元の文章
%%

本文へ移動
とう いふん
湯貽汾 坐石聴松図巻

31.9×176.0㎝
清後期・道光14年(1834)

松の茂る園林の中で、一人の文人が膝を立ててくつろいでいます。傍に琴を置き、右方では童子が書籍を抱えて橋を渡り、左方ではもう一人の童子が茶を沸かしながら鶴を見ています。

周囲の山水は、淡彩と渇筆で描かれた正統派の文人画風となっています。画面前半を高い松と渓流でさえぎり、ここが世俗と離れた奥深い世界であることを印象づけます。巻末は川越しにはるかに遠山を望みます。常緑の松と広大な遠景は、ともに主人の高潔な精神を象徴します。

中国絵画には単に写実的な肖像画のほか、山水や文人らしい道具立てによってその人の教養や人徳を表現するジャンルがありました。本作もこうした伝統に連なり、園林中を散策する構成は南宋以来の宮廷絵画、柔らかな山水の中で人物の顔だけ写実的なのは西洋画の影響を受けた明末以降の特徴です。

筆者の湯貽汾(1778~1853)は清朝後期の文人画家で、地方の武官を歴任した後、南京に隠居して幅広い絵画を手がけましたが、最期は太平天国の乱に巻き込まれ自害しました。本作は職を辞した直後の制作意欲が旺盛な時期に、肖像の像主である振文という人物のために描かれたものです。

前後の題跋は漢軍旗人(清朝の軍事組織である八旗に所属した漢民族)の徳林によるもので、これも振文に依頼されたようです。隷書・行書ともに清朝後期から流行した碑学派の重厚な書風によっており、清末の代表的な書家・趙之謙にも影響を与えたという徳林の力量をよく発揮しています。

%%

取り組む課題
• a. 坐石聴松図巻の解説によると、この絵は誰のために描かれましたか。
• b. 坐石聴松図巻の解説のうち、「31.9×176.0㎝」から「物のために描かれたものです。」までを、その両方を含めて一字も変えずに書き写してください。
• c. 坐石聴松図巻の解説にある「常緑の松と広大な遠景は、ともに主人の高潔な精神を象徴します。」という一文を英語に訳してください。
ここでの作業に記録はまったく関係ありません。

データセットの記録:
%%

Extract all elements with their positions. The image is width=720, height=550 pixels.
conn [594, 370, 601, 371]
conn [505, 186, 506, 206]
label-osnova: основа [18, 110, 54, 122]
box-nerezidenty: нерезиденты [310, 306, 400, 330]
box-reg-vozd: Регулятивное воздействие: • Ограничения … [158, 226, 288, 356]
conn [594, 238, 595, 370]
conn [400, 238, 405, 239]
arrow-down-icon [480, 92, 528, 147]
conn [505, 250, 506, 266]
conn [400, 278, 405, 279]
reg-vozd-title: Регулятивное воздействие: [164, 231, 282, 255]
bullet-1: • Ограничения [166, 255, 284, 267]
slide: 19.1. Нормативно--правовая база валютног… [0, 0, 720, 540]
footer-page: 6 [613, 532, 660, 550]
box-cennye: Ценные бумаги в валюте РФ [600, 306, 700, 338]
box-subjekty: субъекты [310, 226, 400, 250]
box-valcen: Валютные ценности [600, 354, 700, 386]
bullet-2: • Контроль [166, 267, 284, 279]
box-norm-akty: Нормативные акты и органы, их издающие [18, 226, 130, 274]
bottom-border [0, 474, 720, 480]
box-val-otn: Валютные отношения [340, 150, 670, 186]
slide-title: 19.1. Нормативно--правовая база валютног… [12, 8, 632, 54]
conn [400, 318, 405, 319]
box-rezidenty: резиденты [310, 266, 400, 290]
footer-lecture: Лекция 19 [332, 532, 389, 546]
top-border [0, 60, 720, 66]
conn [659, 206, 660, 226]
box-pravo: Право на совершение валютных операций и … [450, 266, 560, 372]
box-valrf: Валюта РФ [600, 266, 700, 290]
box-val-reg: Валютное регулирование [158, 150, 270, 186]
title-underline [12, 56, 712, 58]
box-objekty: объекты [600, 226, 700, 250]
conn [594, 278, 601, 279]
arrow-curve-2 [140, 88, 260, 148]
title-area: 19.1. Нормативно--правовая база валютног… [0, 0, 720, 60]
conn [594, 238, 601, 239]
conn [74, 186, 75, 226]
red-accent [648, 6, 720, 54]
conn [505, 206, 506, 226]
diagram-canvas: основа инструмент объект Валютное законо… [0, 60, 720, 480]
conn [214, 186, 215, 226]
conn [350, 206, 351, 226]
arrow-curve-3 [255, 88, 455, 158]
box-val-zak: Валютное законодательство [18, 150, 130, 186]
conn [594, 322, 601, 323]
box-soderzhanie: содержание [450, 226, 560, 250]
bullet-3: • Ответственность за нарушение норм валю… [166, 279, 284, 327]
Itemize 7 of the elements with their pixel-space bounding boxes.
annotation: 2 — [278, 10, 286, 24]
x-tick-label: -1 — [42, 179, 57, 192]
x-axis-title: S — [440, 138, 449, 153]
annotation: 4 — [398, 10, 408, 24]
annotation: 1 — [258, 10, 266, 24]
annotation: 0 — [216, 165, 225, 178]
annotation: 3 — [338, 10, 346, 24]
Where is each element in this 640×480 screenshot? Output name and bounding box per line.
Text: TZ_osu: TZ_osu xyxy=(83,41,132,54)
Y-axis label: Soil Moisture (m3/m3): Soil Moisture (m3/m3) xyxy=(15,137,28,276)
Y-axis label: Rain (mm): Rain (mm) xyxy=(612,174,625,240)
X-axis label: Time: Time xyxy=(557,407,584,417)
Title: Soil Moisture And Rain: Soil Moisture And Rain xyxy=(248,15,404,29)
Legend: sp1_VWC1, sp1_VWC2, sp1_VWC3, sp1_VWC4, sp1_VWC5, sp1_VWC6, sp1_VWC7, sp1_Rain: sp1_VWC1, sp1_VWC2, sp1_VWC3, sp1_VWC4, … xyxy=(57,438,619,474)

%%

各問の答え
• a. 振文という人物のために描かれました。

• b.
31.9×176.0㎝
清後期・道光14年(1834)

松の茂る園林の中で、一人の文人が膝を立ててくつろいでいます。傍に琴を置き、右方では童子が書籍を抱えて橋を渡り、左方ではもう一人の童子が茶を沸かしながら鶴を見ています。

周囲の山水は、淡彩と渇筆で描かれた正統派の文人画風となっています。画面前半を高い松と渓流でさえぎり、ここが世俗と離れた奥深い世界であることを印象づけます。巻末は川越しにはるかに遠山を望みます。常緑の松と広大な遠景は、ともに主人の高潔な精神を象徴します。

中国絵画には単に写実的な肖像画のほか、山水や文人らしい道具立てによってその人の教養や人徳を表現するジャンルがありました。本作もこうした伝統に連なり、園林中を散策する構成は南宋以来の宮廷絵画、柔らかな山水の中で人物の顔だけ写実的なのは西洋画の影響を受けた明末以降の特徴です。

筆者の湯貽汾(1778~1853)は清朝後期の文人画家で、地方の武官を歴任した後、南京に隠居して幅広い絵画を手がけましたが、最期は太平天国の乱に巻き込まれ自害しました。本作は職を辞した直後の制作意欲が旺盛な時期に、肖像の像主である振文という人物のために描かれたものです。

• c. The evergreen pines and the vast distant view both symbolize the noble spirit of the master.